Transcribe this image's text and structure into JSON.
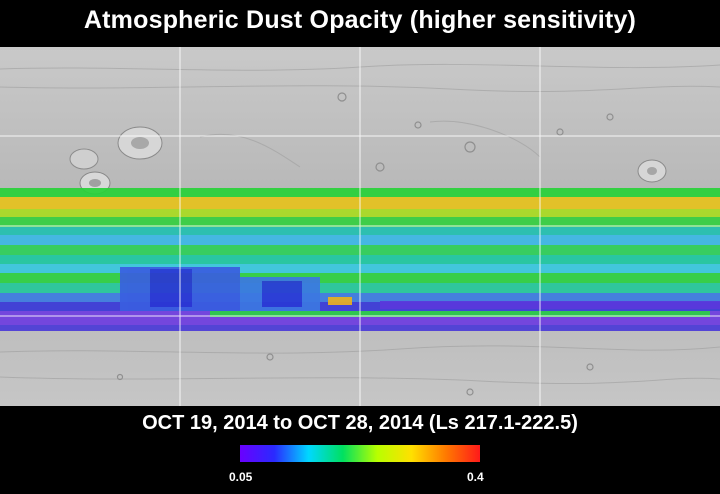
{
  "header": {
    "title": "Atmospheric Dust Opacity (higher sensitivity)"
  },
  "footer": {
    "date_range": "OCT 19, 2014 to OCT 28, 2014 (Ls 217.1-222.5)"
  },
  "colorbar": {
    "min_label": "0.05",
    "max_label": "0.4",
    "min": 0.05,
    "max": 0.4,
    "stops": [
      "#6a00ff",
      "#2a2aff",
      "#00d8ff",
      "#00e060",
      "#b8ff00",
      "#ffe000",
      "#ff7a00",
      "#ff1a1a"
    ]
  },
  "map": {
    "background": "#bcbcbc",
    "colors": {
      "green": "#28d238",
      "yellow_green": "#90e21c",
      "yellow": "#e8c81c",
      "cyan": "#38bce8",
      "teal": "#1cc8a4",
      "blue": "#3a6ee0",
      "deep_blue": "#3030d8",
      "violet": "#6a38e0"
    },
    "features": [
      "volcano",
      "volcano",
      "volcano",
      "volcano"
    ]
  }
}
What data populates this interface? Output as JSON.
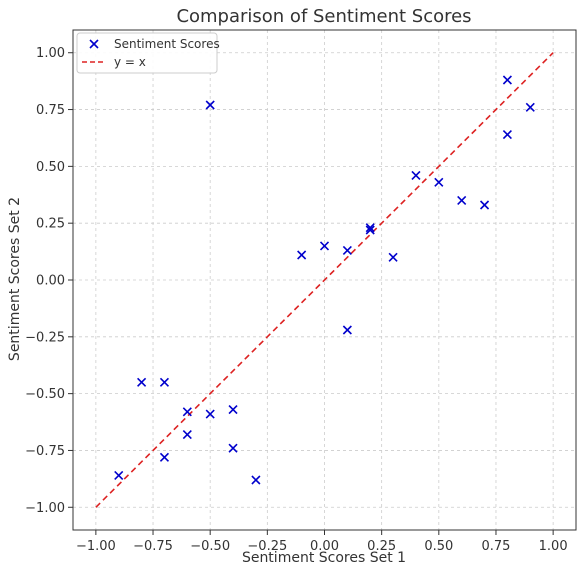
{
  "chart_data": {
    "type": "scatter",
    "title": "Comparison of Sentiment Scores",
    "xlabel": "Sentiment Scores Set 1",
    "ylabel": "Sentiment Scores Set 2",
    "xlim": [
      -1.1,
      1.1
    ],
    "ylim": [
      -1.1,
      1.1
    ],
    "xticks": [
      -1.0,
      -0.75,
      -0.5,
      -0.25,
      0.0,
      0.25,
      0.5,
      0.75,
      1.0
    ],
    "yticks": [
      -1.0,
      -0.75,
      -0.5,
      -0.25,
      0.0,
      0.25,
      0.5,
      0.75,
      1.0
    ],
    "xtick_labels": [
      "−1.00",
      "−0.75",
      "−0.50",
      "−0.25",
      "0.00",
      "0.25",
      "0.50",
      "0.75",
      "1.00"
    ],
    "ytick_labels": [
      "−1.00",
      "−0.75",
      "−0.50",
      "−0.25",
      "0.00",
      "0.25",
      "0.50",
      "0.75",
      "1.00"
    ],
    "grid": true,
    "legend_position": "top-left",
    "series": [
      {
        "name": "Sentiment Scores",
        "marker": "x",
        "color": "#0000cc",
        "points": [
          [
            -0.9,
            -0.86
          ],
          [
            -0.8,
            -0.45
          ],
          [
            -0.7,
            -0.45
          ],
          [
            -0.7,
            -0.78
          ],
          [
            -0.6,
            -0.58
          ],
          [
            -0.6,
            -0.68
          ],
          [
            -0.5,
            -0.59
          ],
          [
            -0.5,
            0.77
          ],
          [
            -0.4,
            -0.57
          ],
          [
            -0.4,
            -0.74
          ],
          [
            -0.3,
            -0.88
          ],
          [
            -0.1,
            0.11
          ],
          [
            0.0,
            0.15
          ],
          [
            0.1,
            0.13
          ],
          [
            0.1,
            -0.22
          ],
          [
            0.2,
            0.23
          ],
          [
            0.2,
            0.22
          ],
          [
            0.3,
            0.1
          ],
          [
            0.4,
            0.46
          ],
          [
            0.5,
            0.43
          ],
          [
            0.6,
            0.35
          ],
          [
            0.7,
            0.33
          ],
          [
            0.8,
            0.88
          ],
          [
            0.8,
            0.64
          ],
          [
            0.9,
            0.76
          ]
        ]
      },
      {
        "name": "y = x",
        "style": "dashed-line",
        "color": "#dd2222",
        "points": [
          [
            -1.0,
            -1.0
          ],
          [
            1.0,
            1.0
          ]
        ]
      }
    ]
  }
}
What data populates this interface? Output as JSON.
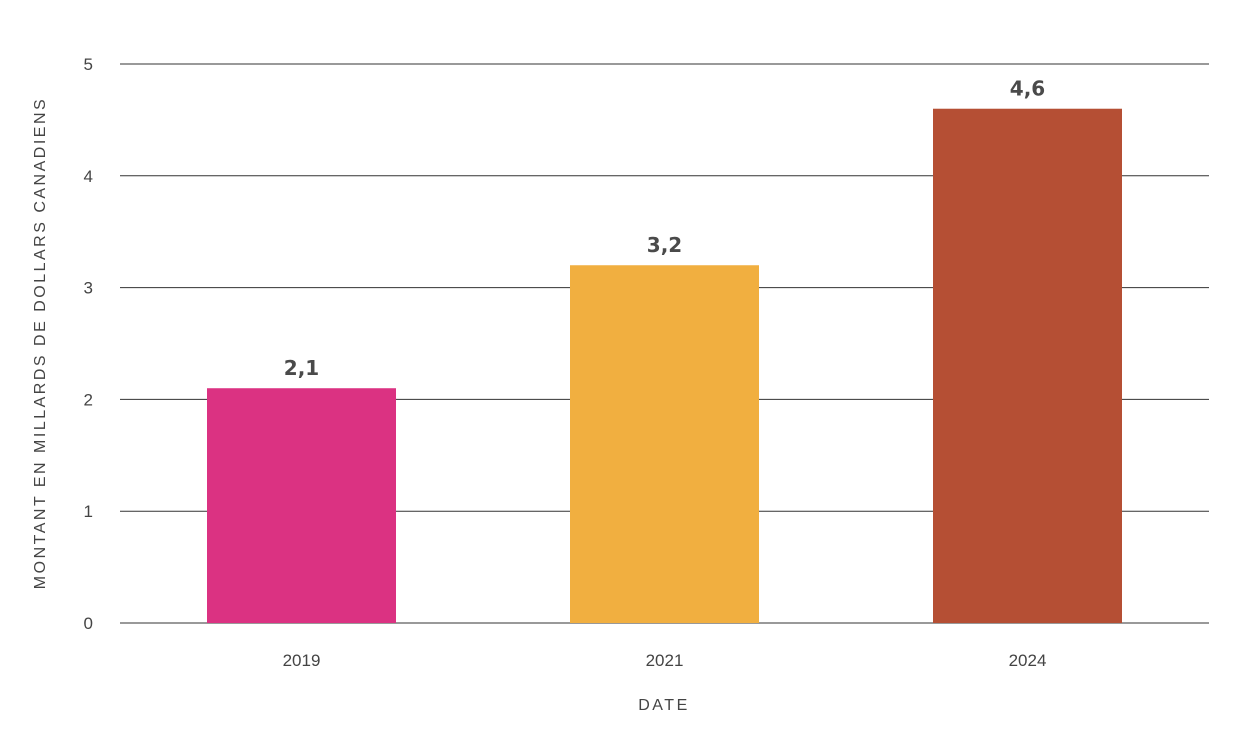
{
  "chart_data": {
    "type": "bar",
    "categories": [
      "2019",
      "2021",
      "2024"
    ],
    "values": [
      2.1,
      3.2,
      4.6
    ],
    "data_labels": [
      "2,1",
      "3,2",
      "4,6"
    ],
    "colors": [
      "#db3282",
      "#f1af40",
      "#b54f34"
    ],
    "xlabel": "DATE",
    "ylabel": "MONTANT EN MILLARDS DE DOLLARS CANADIENS",
    "ylim": [
      0,
      5
    ],
    "yticks": [
      "0",
      "1",
      "2",
      "3",
      "4",
      "5"
    ],
    "grid": true,
    "legend": "none"
  }
}
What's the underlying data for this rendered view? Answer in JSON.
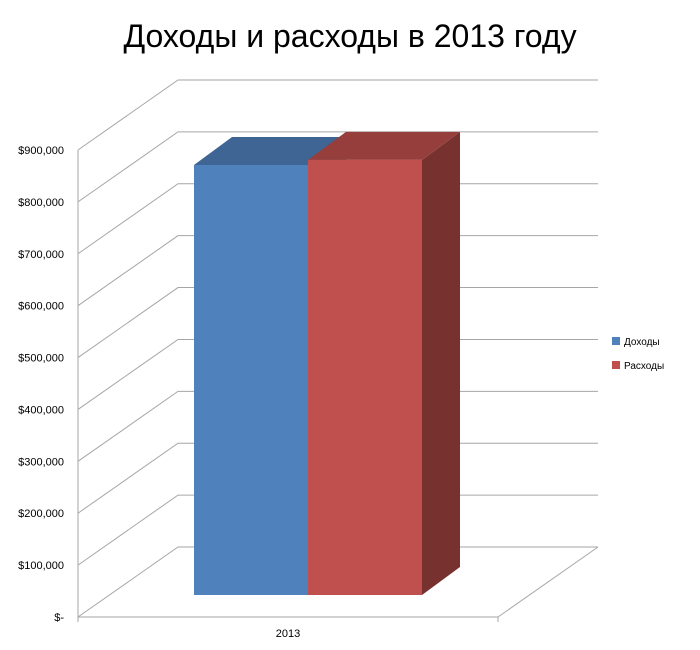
{
  "chart_data": {
    "type": "bar",
    "title": "Доходы и расходы в 2013 году",
    "categories": [
      "2013"
    ],
    "series": [
      {
        "name": "Доходы",
        "values": [
          830000
        ],
        "color": "#4F81BD"
      },
      {
        "name": "Расходы",
        "values": [
          840000
        ],
        "color": "#C0504D"
      }
    ],
    "y_ticks": [
      "$-",
      "$100,000",
      "$200,000",
      "$300,000",
      "$400,000",
      "$500,000",
      "$600,000",
      "$700,000",
      "$800,000",
      "$900,000"
    ],
    "ylim": [
      0,
      900000
    ],
    "grid": true,
    "legend": "right",
    "style": "3d-clustered-column"
  }
}
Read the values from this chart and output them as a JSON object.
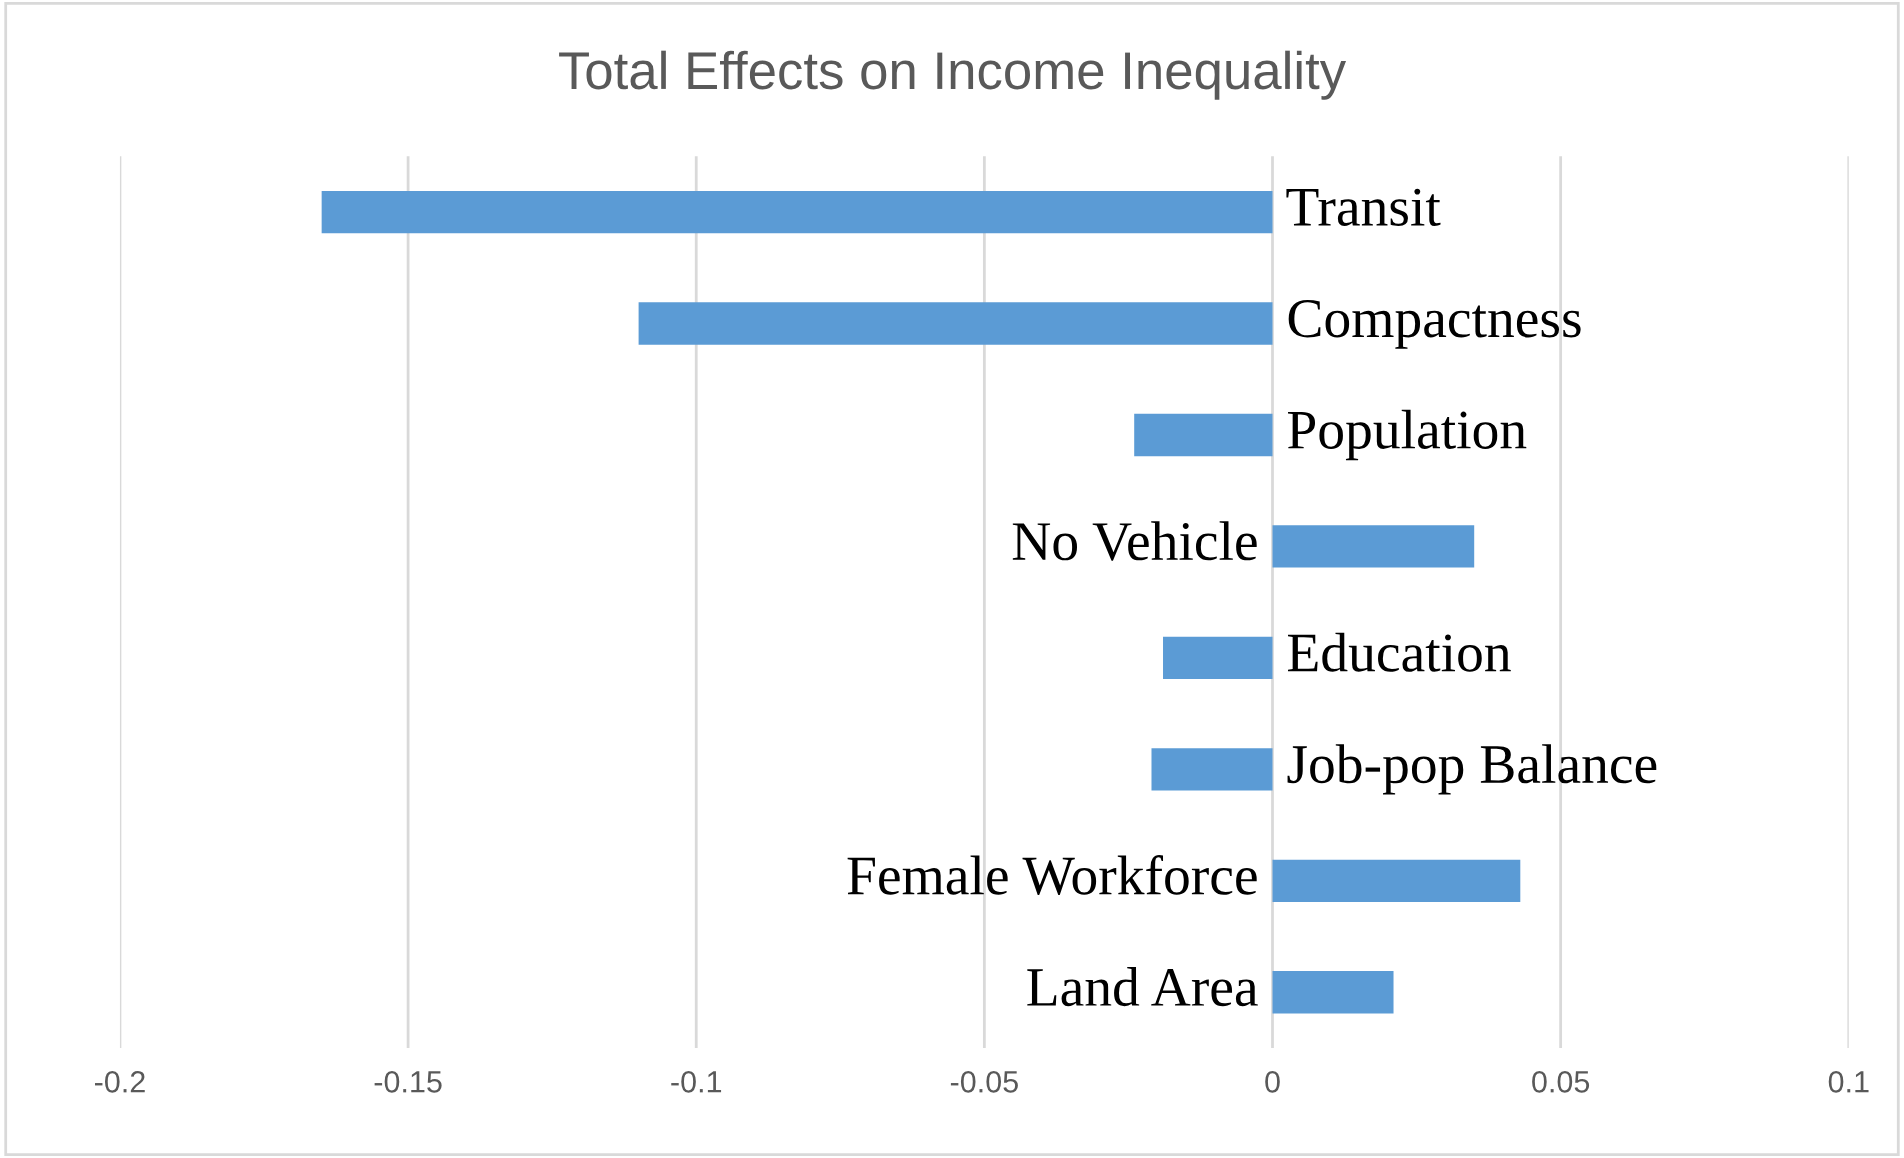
{
  "chart_data": {
    "type": "bar",
    "orientation": "horizontal",
    "title": "Total Effects on Income Inequality",
    "categories": [
      "Transit",
      "Compactness",
      "Population",
      "No Vehicle",
      "Education",
      "Job-pop Balance",
      "Female Workforce",
      "Land Area"
    ],
    "values": [
      -0.165,
      -0.11,
      -0.024,
      0.035,
      -0.019,
      -0.021,
      0.043,
      0.021
    ],
    "color": "#5b9bd5",
    "xlim": [
      -0.2,
      0.1
    ],
    "xticks": [
      -0.2,
      -0.15,
      -0.1,
      -0.05,
      0,
      0.05,
      0.1
    ],
    "grid": "x"
  }
}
###
__DO THIS__
Reproduce the listing above exactly, excluding all pictures.

__ANSWER TO THIS TASK__
Transcribe this image's text and structure into JSON.
{
  "header": {
    "title": "Atmospheric Dust Opacity (higher sensitivity)"
  },
  "footer": {
    "date_range": "OCT 19, 2014 to OCT 28, 2014 (Ls 217.1-222.5)"
  },
  "colorbar": {
    "min_label": "0.05",
    "max_label": "0.4",
    "min": 0.05,
    "max": 0.4,
    "stops": [
      "#6a00ff",
      "#2a2aff",
      "#00d8ff",
      "#00e060",
      "#b8ff00",
      "#ffe000",
      "#ff7a00",
      "#ff1a1a"
    ]
  },
  "map": {
    "background": "#bcbcbc",
    "colors": {
      "green": "#28d238",
      "yellow_green": "#90e21c",
      "yellow": "#e8c81c",
      "cyan": "#38bce8",
      "teal": "#1cc8a4",
      "blue": "#3a6ee0",
      "deep_blue": "#3030d8",
      "violet": "#6a38e0"
    },
    "features": [
      "volcano",
      "volcano",
      "volcano",
      "volcano"
    ]
  }
}
What data populates this interface? Output as JSON.
{
  "chart_data": {
    "type": "scatter",
    "title": "Comparison of Sentiment Scores",
    "xlabel": "Sentiment Scores Set 1",
    "ylabel": "Sentiment Scores Set 2",
    "xlim": [
      -1.1,
      1.1
    ],
    "ylim": [
      -1.1,
      1.1
    ],
    "xticks": [
      -1.0,
      -0.75,
      -0.5,
      -0.25,
      0.0,
      0.25,
      0.5,
      0.75,
      1.0
    ],
    "yticks": [
      -1.0,
      -0.75,
      -0.5,
      -0.25,
      0.0,
      0.25,
      0.5,
      0.75,
      1.0
    ],
    "xtick_labels": [
      "−1.00",
      "−0.75",
      "−0.50",
      "−0.25",
      "0.00",
      "0.25",
      "0.50",
      "0.75",
      "1.00"
    ],
    "ytick_labels": [
      "−1.00",
      "−0.75",
      "−0.50",
      "−0.25",
      "0.00",
      "0.25",
      "0.50",
      "0.75",
      "1.00"
    ],
    "grid": true,
    "legend_position": "top-left",
    "series": [
      {
        "name": "Sentiment Scores",
        "marker": "x",
        "color": "#0000cc",
        "points": [
          [
            -0.9,
            -0.86
          ],
          [
            -0.8,
            -0.45
          ],
          [
            -0.7,
            -0.45
          ],
          [
            -0.7,
            -0.78
          ],
          [
            -0.6,
            -0.58
          ],
          [
            -0.6,
            -0.68
          ],
          [
            -0.5,
            -0.59
          ],
          [
            -0.5,
            0.77
          ],
          [
            -0.4,
            -0.57
          ],
          [
            -0.4,
            -0.74
          ],
          [
            -0.3,
            -0.88
          ],
          [
            -0.1,
            0.11
          ],
          [
            0.0,
            0.15
          ],
          [
            0.1,
            0.13
          ],
          [
            0.1,
            -0.22
          ],
          [
            0.2,
            0.23
          ],
          [
            0.2,
            0.22
          ],
          [
            0.3,
            0.1
          ],
          [
            0.4,
            0.46
          ],
          [
            0.5,
            0.43
          ],
          [
            0.6,
            0.35
          ],
          [
            0.7,
            0.33
          ],
          [
            0.8,
            0.88
          ],
          [
            0.8,
            0.64
          ],
          [
            0.9,
            0.76
          ]
        ]
      },
      {
        "name": "y = x",
        "style": "dashed-line",
        "color": "#dd2222",
        "points": [
          [
            -1.0,
            -1.0
          ],
          [
            1.0,
            1.0
          ]
        ]
      }
    ]
  }
}
What data populates this interface? Output as JSON.
{
  "chart_data": {
    "type": "bar",
    "categories": [
      "2019",
      "2021",
      "2024"
    ],
    "values": [
      2.1,
      3.2,
      4.6
    ],
    "data_labels": [
      "2,1",
      "3,2",
      "4,6"
    ],
    "colors": [
      "#db3282",
      "#f1af40",
      "#b54f34"
    ],
    "xlabel": "DATE",
    "ylabel": "MONTANT EN MILLARDS DE DOLLARS CANADIENS",
    "ylim": [
      0,
      5
    ],
    "yticks": [
      "0",
      "1",
      "2",
      "3",
      "4",
      "5"
    ],
    "grid": true,
    "legend": "none"
  }
}
What's the underlying data for this rendered view? Answer in JSON.
{
  "chart_data": {
    "type": "bar",
    "title": "Доходы и расходы в 2013 году",
    "categories": [
      "2013"
    ],
    "series": [
      {
        "name": "Доходы",
        "values": [
          830000
        ],
        "color": "#4F81BD"
      },
      {
        "name": "Расходы",
        "values": [
          840000
        ],
        "color": "#C0504D"
      }
    ],
    "y_ticks": [
      "$-",
      "$100,000",
      "$200,000",
      "$300,000",
      "$400,000",
      "$500,000",
      "$600,000",
      "$700,000",
      "$800,000",
      "$900,000"
    ],
    "ylim": [
      0,
      900000
    ],
    "grid": true,
    "legend": "right",
    "style": "3d-clustered-column"
  }
}
Read the values from this chart and output them as a JSON object.
{
  "chart_data": {
    "type": "bar",
    "orientation": "horizontal",
    "title": "Total Effects on Income Inequality",
    "categories": [
      "Transit",
      "Compactness",
      "Population",
      "No Vehicle",
      "Education",
      "Job-pop Balance",
      "Female Workforce",
      "Land Area"
    ],
    "values": [
      -0.165,
      -0.11,
      -0.024,
      0.035,
      -0.019,
      -0.021,
      0.043,
      0.021
    ],
    "color": "#5b9bd5",
    "xlim": [
      -0.2,
      0.1
    ],
    "xticks": [
      -0.2,
      -0.15,
      -0.1,
      -0.05,
      0,
      0.05,
      0.1
    ],
    "grid": "x"
  }
}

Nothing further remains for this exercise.